Given request – Transcribe the records below exactly as they appear.

Exercise inputs –
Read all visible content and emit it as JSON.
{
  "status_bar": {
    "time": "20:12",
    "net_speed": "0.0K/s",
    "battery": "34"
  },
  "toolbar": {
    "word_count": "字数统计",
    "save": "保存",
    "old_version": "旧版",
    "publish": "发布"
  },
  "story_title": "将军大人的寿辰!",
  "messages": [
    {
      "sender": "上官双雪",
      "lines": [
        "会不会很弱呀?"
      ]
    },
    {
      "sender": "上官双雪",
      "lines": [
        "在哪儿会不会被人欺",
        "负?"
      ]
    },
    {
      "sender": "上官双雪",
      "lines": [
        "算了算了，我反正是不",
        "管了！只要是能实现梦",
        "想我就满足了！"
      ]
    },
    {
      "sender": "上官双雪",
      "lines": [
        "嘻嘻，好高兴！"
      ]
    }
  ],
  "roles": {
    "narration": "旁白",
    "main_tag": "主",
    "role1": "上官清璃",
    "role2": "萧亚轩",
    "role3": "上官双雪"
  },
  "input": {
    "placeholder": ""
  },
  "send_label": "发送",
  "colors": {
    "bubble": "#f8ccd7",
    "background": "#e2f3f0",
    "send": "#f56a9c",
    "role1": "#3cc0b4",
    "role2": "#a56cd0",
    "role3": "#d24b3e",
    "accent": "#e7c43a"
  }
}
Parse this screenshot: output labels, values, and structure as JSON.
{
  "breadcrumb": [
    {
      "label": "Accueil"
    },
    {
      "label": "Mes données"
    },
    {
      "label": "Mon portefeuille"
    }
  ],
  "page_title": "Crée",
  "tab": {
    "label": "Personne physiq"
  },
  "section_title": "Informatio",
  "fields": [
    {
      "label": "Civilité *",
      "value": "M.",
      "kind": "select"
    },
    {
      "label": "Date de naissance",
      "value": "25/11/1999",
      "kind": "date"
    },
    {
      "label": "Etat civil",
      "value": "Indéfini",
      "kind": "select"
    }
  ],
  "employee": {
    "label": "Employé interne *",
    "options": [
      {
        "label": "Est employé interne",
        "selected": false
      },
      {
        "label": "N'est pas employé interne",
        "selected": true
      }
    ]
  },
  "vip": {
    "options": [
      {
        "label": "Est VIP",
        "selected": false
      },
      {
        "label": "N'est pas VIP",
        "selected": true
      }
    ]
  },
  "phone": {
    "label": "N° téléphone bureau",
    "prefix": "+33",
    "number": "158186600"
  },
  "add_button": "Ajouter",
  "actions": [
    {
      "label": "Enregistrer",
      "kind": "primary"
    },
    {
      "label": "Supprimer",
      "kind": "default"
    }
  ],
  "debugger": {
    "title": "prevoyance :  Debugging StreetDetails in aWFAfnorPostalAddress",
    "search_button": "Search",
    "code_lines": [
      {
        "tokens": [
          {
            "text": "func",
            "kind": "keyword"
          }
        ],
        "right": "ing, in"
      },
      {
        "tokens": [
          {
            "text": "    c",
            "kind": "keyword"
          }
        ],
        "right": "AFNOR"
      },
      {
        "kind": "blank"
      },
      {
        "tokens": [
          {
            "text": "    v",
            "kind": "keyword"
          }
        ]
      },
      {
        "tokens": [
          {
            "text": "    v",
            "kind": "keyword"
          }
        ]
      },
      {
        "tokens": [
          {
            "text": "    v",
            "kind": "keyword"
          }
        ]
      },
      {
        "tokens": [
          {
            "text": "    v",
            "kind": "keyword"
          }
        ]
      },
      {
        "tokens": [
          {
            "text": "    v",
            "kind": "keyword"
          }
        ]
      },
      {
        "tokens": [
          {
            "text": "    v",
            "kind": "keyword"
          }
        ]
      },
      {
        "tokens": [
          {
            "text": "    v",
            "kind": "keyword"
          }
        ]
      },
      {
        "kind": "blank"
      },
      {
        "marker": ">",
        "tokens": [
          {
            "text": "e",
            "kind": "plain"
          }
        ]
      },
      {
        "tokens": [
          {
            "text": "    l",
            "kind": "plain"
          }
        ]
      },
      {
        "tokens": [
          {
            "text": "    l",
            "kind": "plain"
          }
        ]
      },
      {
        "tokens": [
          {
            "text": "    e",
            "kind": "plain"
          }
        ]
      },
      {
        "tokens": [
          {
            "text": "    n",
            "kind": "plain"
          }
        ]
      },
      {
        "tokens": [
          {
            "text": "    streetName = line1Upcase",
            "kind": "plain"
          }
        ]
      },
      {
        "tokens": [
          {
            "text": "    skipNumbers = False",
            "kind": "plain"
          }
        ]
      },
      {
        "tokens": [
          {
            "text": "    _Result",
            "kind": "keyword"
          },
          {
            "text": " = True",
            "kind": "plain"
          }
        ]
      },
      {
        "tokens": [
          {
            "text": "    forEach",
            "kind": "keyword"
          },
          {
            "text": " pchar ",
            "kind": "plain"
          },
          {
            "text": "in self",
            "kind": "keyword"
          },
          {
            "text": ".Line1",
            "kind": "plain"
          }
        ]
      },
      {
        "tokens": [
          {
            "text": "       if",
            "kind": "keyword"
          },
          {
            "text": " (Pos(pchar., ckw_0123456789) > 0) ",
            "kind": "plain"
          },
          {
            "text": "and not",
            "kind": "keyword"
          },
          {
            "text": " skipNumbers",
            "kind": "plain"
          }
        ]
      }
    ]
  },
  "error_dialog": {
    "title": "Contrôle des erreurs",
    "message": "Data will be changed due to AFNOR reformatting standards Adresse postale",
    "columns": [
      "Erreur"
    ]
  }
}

Solution to this problem –
Read all visible content and emit it as JSON.
{
  "status_bar": {
    "time": "20:12",
    "net_speed": "0.0K/s",
    "battery": "34"
  },
  "toolbar": {
    "word_count": "字数统计",
    "save": "保存",
    "old_version": "旧版",
    "publish": "发布"
  },
  "story_title": "将军大人的寿辰!",
  "messages": [
    {
      "sender": "上官双雪",
      "lines": [
        "会不会很弱呀?"
      ]
    },
    {
      "sender": "上官双雪",
      "lines": [
        "在哪儿会不会被人欺",
        "负?"
      ]
    },
    {
      "sender": "上官双雪",
      "lines": [
        "算了算了，我反正是不",
        "管了！只要是能实现梦",
        "想我就满足了！"
      ]
    },
    {
      "sender": "上官双雪",
      "lines": [
        "嘻嘻，好高兴！"
      ]
    }
  ],
  "roles": {
    "narration": "旁白",
    "main_tag": "主",
    "role1": "上官清璃",
    "role2": "萧亚轩",
    "role3": "上官双雪"
  },
  "input": {
    "placeholder": ""
  },
  "send_label": "发送",
  "colors": {
    "bubble": "#f8ccd7",
    "background": "#e2f3f0",
    "send": "#f56a9c",
    "role1": "#3cc0b4",
    "role2": "#a56cd0",
    "role3": "#d24b3e",
    "accent": "#e7c43a"
  }
}
Parse this screenshot: output labels, values, and structure as JSON.
{
  "breadcrumb": [
    {
      "label": "Accueil"
    },
    {
      "label": "Mes données"
    },
    {
      "label": "Mon portefeuille"
    }
  ],
  "page_title": "Crée",
  "tab": {
    "label": "Personne physiq"
  },
  "section_title": "Informatio",
  "fields": [
    {
      "label": "Civilité *",
      "value": "M.",
      "kind": "select"
    },
    {
      "label": "Date de naissance",
      "value": "25/11/1999",
      "kind": "date"
    },
    {
      "label": "Etat civil",
      "value": "Indéfini",
      "kind": "select"
    }
  ],
  "employee": {
    "label": "Employé interne *",
    "options": [
      {
        "label": "Est employé interne",
        "selected": false
      },
      {
        "label": "N'est pas employé interne",
        "selected": true
      }
    ]
  },
  "vip": {
    "options": [
      {
        "label": "Est VIP",
        "selected": false
      },
      {
        "label": "N'est pas VIP",
        "selected": true
      }
    ]
  },
  "phone": {
    "label": "N° téléphone bureau",
    "prefix": "+33",
    "number": "158186600"
  },
  "add_button": "Ajouter",
  "actions": [
    {
      "label": "Enregistrer",
      "kind": "primary"
    },
    {
      "label": "Supprimer",
      "kind": "default"
    }
  ],
  "debugger": {
    "title": "prevoyance :  Debugging StreetDetails in aWFAfnorPostalAddress",
    "search_button": "Search",
    "code_lines": [
      {
        "tokens": [
          {
            "text": "func",
            "kind": "keyword"
          }
        ],
        "right": "ing, in"
      },
      {
        "tokens": [
          {
            "text": "    c",
            "kind": "keyword"
          }
        ],
        "right": "AFNOR"
      },
      {
        "kind": "blank"
      },
      {
        "tokens": [
          {
            "text": "    v",
            "kind": "keyword"
          }
        ]
      },
      {
        "tokens": [
          {
            "text": "    v",
            "kind": "keyword"
          }
        ]
      },
      {
        "tokens": [
          {
            "text": "    v",
            "kind": "keyword"
          }
        ]
      },
      {
        "tokens": [
          {
            "text": "    v",
            "kind": "keyword"
          }
        ]
      },
      {
        "tokens": [
          {
            "text": "    v",
            "kind": "keyword"
          }
        ]
      },
      {
        "tokens": [
          {
            "text": "    v",
            "kind": "keyword"
          }
        ]
      },
      {
        "tokens": [
          {
            "text": "    v",
            "kind": "keyword"
          }
        ]
      },
      {
        "kind": "blank"
      },
      {
        "marker": ">",
        "tokens": [
          {
            "text": "e",
            "kind": "plain"
          }
        ]
      },
      {
        "tokens": [
          {
            "text": "    l",
            "kind": "plain"
          }
        ]
      },
      {
        "tokens": [
          {
            "text": "    l",
            "kind": "plain"
          }
        ]
      },
      {
        "tokens": [
          {
            "text": "    e",
            "kind": "plain"
          }
        ]
      },
      {
        "tokens": [
          {
            "text": "    n",
            "kind": "plain"
          }
        ]
      },
      {
        "tokens": [
          {
            "text": "    streetName = line1Upcase",
            "kind": "plain"
          }
        ]
      },
      {
        "tokens": [
          {
            "text": "    skipNumbers = False",
            "kind": "plain"
          }
        ]
      },
      {
        "tokens": [
          {
            "text": "    _Result",
            "kind": "keyword"
          },
          {
            "text": " = True",
            "kind": "plain"
          }
        ]
      },
      {
        "tokens": [
          {
            "text": "    forEach",
            "kind": "keyword"
          },
          {
            "text": " pchar ",
            "kind": "plain"
          },
          {
            "text": "in self",
            "kind": "keyword"
          },
          {
            "text": ".Line1",
            "kind": "plain"
          }
        ]
      },
      {
        "tokens": [
          {
            "text": "       if",
            "kind": "keyword"
          },
          {
            "text": " (Pos(pchar., ckw_0123456789) > 0) ",
            "kind": "plain"
          },
          {
            "text": "and not",
            "kind": "keyword"
          },
          {
            "text": " skipNumbers",
            "kind": "plain"
          }
        ]
      }
    ]
  },
  "error_dialog": {
    "title": "Contrôle des erreurs",
    "message": "Data will be changed due to AFNOR reformatting standards Adresse postale",
    "columns": [
      "Erreur"
    ]
  }
}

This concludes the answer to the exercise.